::: DATASET CONTENT

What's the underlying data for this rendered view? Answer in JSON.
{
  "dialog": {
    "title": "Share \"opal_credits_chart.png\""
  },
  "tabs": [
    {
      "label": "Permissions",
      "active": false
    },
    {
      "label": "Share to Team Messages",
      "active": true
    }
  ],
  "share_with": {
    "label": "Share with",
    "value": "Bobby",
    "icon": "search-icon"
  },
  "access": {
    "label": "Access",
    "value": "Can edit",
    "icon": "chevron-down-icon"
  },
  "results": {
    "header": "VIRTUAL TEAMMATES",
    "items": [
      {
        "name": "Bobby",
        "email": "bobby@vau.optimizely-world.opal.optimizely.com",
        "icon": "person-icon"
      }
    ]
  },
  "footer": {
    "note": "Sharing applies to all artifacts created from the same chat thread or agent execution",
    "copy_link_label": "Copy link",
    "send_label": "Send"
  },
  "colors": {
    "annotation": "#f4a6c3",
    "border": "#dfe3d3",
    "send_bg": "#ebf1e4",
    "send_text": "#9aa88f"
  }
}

::::::
::: DATASET CONTENT

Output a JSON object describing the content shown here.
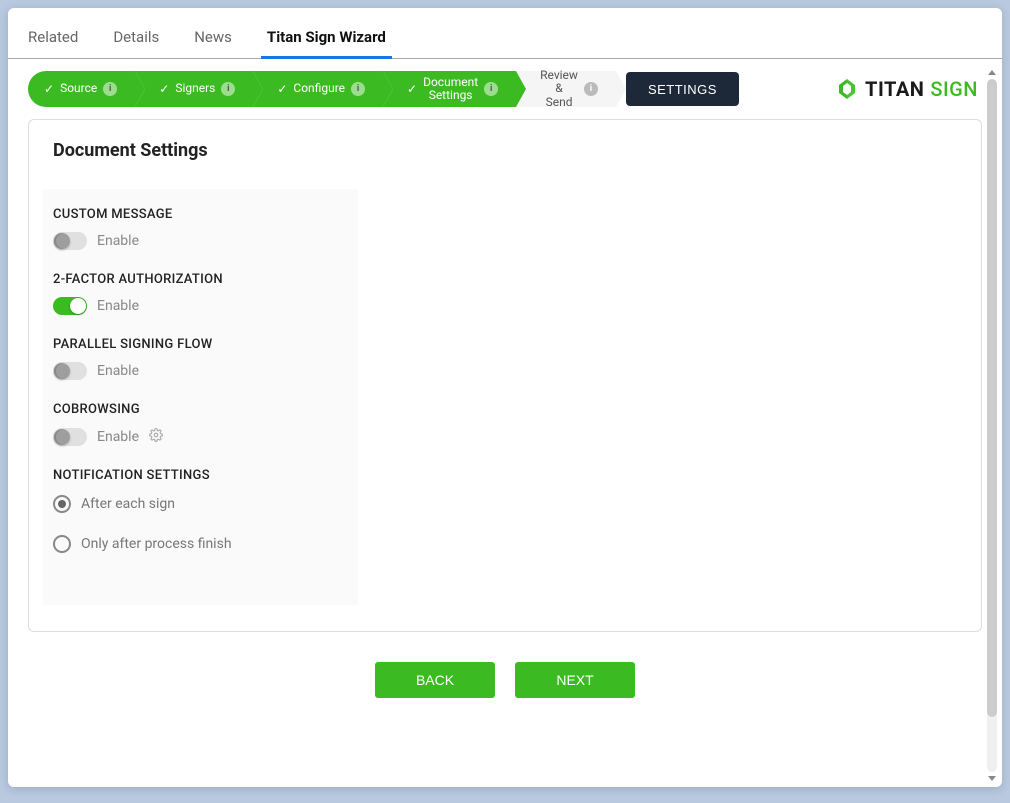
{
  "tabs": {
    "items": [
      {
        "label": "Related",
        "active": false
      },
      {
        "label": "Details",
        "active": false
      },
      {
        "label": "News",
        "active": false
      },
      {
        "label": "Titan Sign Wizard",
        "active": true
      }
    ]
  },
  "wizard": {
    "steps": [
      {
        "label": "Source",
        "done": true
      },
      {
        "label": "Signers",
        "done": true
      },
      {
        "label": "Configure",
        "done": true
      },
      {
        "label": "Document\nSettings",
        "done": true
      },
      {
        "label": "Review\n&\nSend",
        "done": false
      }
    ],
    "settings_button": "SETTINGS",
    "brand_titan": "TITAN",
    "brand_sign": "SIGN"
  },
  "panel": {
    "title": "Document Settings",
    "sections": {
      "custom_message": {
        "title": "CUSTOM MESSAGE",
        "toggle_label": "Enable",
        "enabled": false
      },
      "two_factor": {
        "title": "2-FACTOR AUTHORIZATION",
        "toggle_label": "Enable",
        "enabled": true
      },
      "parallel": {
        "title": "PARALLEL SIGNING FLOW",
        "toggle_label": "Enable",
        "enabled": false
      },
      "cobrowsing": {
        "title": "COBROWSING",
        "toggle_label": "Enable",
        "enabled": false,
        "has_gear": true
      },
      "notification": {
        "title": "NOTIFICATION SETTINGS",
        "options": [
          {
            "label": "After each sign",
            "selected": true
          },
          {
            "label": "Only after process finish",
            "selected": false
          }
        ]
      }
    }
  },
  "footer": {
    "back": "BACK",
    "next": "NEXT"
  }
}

::::::
::: DATASET CONTENT

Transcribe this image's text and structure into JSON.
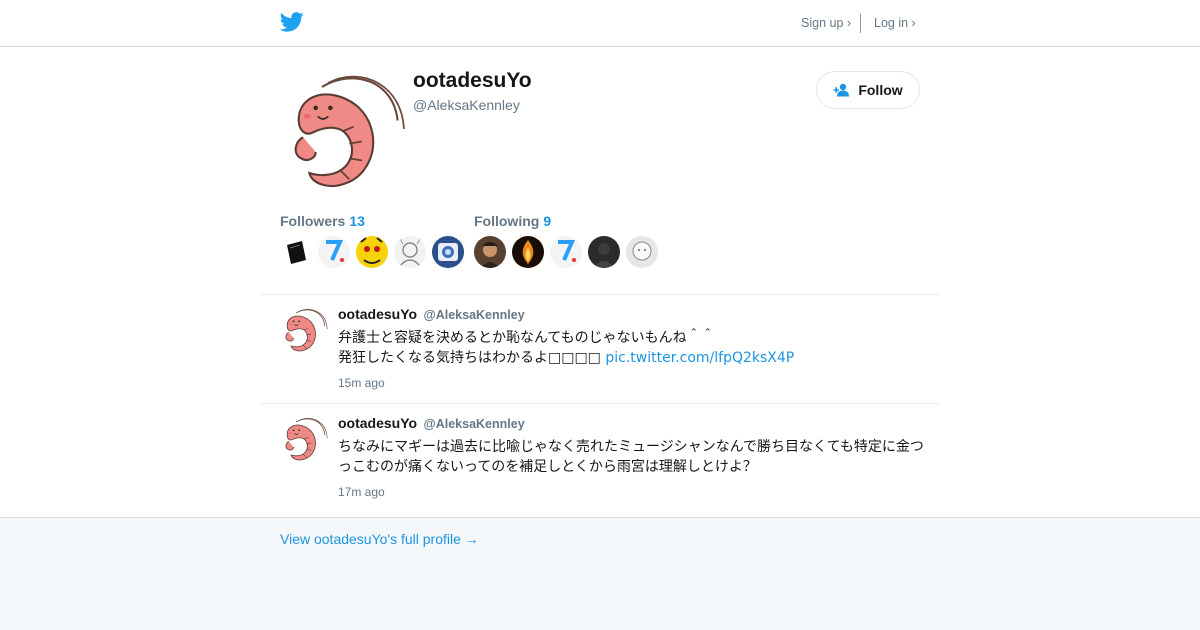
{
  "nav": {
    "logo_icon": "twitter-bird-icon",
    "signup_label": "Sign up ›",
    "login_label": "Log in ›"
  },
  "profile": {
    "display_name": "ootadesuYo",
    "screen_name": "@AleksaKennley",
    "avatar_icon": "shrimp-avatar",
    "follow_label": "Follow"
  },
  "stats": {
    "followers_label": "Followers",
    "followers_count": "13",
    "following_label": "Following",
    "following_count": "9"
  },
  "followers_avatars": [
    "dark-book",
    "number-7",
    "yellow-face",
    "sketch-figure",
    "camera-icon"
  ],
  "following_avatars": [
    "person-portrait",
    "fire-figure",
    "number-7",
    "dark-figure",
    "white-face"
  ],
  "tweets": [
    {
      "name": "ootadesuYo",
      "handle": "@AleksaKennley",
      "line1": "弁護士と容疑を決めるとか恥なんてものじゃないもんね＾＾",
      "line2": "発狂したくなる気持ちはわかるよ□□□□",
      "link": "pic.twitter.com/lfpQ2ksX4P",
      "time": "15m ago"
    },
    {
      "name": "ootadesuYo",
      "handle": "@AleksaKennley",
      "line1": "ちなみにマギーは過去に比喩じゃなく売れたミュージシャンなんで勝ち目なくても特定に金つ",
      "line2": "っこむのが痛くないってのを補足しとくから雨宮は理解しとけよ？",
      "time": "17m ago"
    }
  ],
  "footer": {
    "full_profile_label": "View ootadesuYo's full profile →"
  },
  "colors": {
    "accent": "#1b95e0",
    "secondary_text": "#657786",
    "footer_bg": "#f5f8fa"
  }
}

::::::

From the entries above, return each line with the word "ootadesuYo" in it.

THE REPLY ▸
    "display_name": "ootadesuYo",
      "name": "ootadesuYo",
      "name": "ootadesuYo",
    "full_profile_label": "View ootadesuYo's full profile →"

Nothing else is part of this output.